Schadt: Integration findet vor Ort statt und hat räumliche Auswirkungen. Sei es in der sozialen Infrastruktur, in öffentlichen Räumen oder in der Siedlungspolitik.
Wurde dieser Zusammenhang bisher zu wenig berücksichtigt?
Schadt: Es gibt interessante Beispiele auf kommunaler Ebene. Aber die Systematik fehlt, es gibt keinen allgemeinen politischen Ansatz. Deshalb haben wir uns im Rahmen der österreichischen Raumordnungskonferenz auch damit beschäftigt.
Wurden früher Fehler gemacht?
Schadt: Die raumplanerische Vorgabe war die mittelständische, weiße Bevölkerung. Das war der Gegenstand klassischer Raumplanung, mit diesem Bild hat man öffentliche Räume und soziale Infrastruktur geplant sowie Siedlungspolitik betrieben. Stichwort: Einfamilienhaussiedlungen.

Gespeicherte Dateneinträge
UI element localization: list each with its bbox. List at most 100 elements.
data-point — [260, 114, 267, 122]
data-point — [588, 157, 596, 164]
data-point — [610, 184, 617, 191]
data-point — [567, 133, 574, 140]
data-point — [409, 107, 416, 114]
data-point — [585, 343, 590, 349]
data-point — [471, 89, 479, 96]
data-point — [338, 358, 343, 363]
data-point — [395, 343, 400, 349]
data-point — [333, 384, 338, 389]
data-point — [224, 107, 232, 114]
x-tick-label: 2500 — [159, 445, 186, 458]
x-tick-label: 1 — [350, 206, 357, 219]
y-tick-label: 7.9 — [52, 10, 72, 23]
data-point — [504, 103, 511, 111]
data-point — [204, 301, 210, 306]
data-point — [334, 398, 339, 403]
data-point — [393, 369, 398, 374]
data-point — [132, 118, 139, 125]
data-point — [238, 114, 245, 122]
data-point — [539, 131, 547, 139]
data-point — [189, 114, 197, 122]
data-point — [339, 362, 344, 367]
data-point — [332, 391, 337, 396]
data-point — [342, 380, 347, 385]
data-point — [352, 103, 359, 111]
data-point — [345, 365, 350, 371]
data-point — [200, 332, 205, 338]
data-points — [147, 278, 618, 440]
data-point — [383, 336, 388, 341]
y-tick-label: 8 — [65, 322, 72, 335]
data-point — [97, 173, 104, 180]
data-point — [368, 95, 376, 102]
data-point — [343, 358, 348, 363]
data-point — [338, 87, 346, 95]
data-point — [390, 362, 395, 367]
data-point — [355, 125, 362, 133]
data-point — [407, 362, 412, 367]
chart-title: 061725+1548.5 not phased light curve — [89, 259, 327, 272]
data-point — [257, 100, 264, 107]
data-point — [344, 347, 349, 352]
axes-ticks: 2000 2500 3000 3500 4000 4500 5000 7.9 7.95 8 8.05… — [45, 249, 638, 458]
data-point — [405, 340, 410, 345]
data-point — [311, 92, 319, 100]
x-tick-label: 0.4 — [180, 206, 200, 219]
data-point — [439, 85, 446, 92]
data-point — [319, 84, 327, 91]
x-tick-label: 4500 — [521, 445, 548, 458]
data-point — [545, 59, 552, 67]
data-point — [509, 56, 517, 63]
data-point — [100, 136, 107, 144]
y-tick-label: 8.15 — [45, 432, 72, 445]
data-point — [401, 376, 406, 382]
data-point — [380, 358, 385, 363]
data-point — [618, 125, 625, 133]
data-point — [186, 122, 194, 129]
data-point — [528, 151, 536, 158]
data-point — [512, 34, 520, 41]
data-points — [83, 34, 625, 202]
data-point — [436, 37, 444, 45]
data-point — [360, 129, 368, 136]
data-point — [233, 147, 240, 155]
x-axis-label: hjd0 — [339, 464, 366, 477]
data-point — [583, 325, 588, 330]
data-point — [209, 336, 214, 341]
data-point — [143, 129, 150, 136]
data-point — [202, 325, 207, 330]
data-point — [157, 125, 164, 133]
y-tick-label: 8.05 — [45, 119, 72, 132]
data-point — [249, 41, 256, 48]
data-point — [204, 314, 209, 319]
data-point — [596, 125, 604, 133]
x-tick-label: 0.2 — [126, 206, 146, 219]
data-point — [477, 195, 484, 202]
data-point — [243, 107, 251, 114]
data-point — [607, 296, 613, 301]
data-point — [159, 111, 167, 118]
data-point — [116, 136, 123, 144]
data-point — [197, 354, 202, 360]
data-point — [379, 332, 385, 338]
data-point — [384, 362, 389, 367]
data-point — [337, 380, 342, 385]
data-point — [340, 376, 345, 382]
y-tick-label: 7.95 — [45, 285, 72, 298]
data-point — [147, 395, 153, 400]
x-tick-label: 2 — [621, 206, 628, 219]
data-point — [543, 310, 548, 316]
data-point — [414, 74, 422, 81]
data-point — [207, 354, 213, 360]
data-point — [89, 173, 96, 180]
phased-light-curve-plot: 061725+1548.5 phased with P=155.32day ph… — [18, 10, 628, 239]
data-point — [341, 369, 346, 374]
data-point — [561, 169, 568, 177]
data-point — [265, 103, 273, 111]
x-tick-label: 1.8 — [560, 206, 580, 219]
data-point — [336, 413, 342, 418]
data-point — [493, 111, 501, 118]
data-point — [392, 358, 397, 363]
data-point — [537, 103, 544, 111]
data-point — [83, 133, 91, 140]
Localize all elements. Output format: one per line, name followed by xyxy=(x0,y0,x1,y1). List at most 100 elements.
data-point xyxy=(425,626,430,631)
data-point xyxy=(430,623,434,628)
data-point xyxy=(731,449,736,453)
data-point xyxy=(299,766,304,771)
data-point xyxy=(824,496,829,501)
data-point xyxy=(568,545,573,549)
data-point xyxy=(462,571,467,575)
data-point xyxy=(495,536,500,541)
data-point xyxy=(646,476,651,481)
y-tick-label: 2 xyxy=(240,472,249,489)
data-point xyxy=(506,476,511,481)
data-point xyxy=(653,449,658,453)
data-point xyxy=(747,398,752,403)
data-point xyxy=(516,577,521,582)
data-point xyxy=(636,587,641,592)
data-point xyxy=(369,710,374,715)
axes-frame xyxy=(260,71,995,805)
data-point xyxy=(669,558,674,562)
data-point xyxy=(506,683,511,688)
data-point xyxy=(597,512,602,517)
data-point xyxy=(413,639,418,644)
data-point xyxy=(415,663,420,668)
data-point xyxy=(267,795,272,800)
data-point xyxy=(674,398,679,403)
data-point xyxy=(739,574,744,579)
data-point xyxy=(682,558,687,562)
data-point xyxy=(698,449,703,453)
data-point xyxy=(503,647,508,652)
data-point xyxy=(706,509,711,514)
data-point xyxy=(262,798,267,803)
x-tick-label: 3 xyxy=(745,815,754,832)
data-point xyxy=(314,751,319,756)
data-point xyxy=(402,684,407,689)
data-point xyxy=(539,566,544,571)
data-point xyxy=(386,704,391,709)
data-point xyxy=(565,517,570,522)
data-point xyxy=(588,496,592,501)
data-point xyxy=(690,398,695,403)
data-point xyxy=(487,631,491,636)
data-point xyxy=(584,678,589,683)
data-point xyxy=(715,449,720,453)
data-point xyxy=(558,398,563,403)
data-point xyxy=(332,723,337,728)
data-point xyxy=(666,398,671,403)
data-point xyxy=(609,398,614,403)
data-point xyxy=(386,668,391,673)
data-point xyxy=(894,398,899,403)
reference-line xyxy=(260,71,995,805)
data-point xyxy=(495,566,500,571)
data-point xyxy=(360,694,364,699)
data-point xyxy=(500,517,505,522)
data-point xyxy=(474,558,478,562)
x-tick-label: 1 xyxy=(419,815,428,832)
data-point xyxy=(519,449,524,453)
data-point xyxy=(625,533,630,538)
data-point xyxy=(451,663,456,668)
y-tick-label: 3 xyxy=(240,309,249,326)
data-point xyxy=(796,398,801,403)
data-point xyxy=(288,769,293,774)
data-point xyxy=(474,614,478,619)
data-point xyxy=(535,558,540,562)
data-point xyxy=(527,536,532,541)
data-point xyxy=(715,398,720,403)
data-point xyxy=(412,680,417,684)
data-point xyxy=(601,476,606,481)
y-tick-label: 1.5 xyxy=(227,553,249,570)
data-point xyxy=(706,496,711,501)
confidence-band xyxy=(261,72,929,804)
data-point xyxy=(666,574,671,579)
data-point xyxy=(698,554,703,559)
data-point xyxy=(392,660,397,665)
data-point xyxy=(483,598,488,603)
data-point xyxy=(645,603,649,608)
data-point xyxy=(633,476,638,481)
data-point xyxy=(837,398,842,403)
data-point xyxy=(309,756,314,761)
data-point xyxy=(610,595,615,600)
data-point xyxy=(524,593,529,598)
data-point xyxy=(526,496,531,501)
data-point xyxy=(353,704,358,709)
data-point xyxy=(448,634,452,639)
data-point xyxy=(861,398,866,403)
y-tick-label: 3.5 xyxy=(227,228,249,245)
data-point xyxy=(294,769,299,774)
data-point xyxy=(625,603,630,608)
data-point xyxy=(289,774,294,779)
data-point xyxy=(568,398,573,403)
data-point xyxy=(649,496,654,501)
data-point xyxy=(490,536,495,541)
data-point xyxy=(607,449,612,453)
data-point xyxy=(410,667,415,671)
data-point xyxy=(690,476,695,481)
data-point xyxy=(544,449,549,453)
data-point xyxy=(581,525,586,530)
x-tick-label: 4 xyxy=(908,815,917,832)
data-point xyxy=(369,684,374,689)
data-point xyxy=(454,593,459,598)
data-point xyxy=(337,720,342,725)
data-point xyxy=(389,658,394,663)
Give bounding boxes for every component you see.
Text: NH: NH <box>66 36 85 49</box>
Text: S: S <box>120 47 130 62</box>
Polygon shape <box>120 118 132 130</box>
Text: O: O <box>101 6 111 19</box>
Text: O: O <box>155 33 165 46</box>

• Was zu tun ist:
**1.** Nennen Sie alle Bereiche, in denen Integration laut Schadt im Textauszug räumliche Auswirkungen hat.
**2.** Ersetzen Sie im Abschnitt des Textauszugs von "Schadt: Integration findet" bis "betrieben. Stichwort: Einfamilienhaussiedlungen." das Wort "Raumordnungskonferenz" durch "Raumplanungskonferenz", und geben Sie den Abschnitt wieder.

• Lösungen:
**1.** in der sozialen Infrastruktur, in öffentlichen Räumen, in der Siedlungspolitik

**2.**
Schadt: Integration findet vor Ort statt und hat räumliche Auswirkungen. Sei es in der sozialen Infrastruktur, in öffentlichen Räumen oder in der Siedlungspolitik.
Wurde dieser Zusammenhang bisher zu wenig berücksichtigt?
Schadt: Es gibt interessante Beispiele auf kommunaler Ebene. Aber die Systematik fehlt, es gibt keinen allgemeinen politischen Ansatz. Deshalb haben wir uns im Rahmen der österreichischen Raumplanungskonferenz auch damit beschäftigt.
Wurden früher Fehler gemacht?
Schadt: Die raumplanerische Vorgabe war die mittelständische, weiße Bevölkerung. Das war der Gegenstand klassischer Raumplanung, mit diesem Bild hat man öffentliche Räume und soziale Infrastruktur geplant sowie Siedlungspolitik betrieben. Stichwort: Einfamilienhaussiedlungen.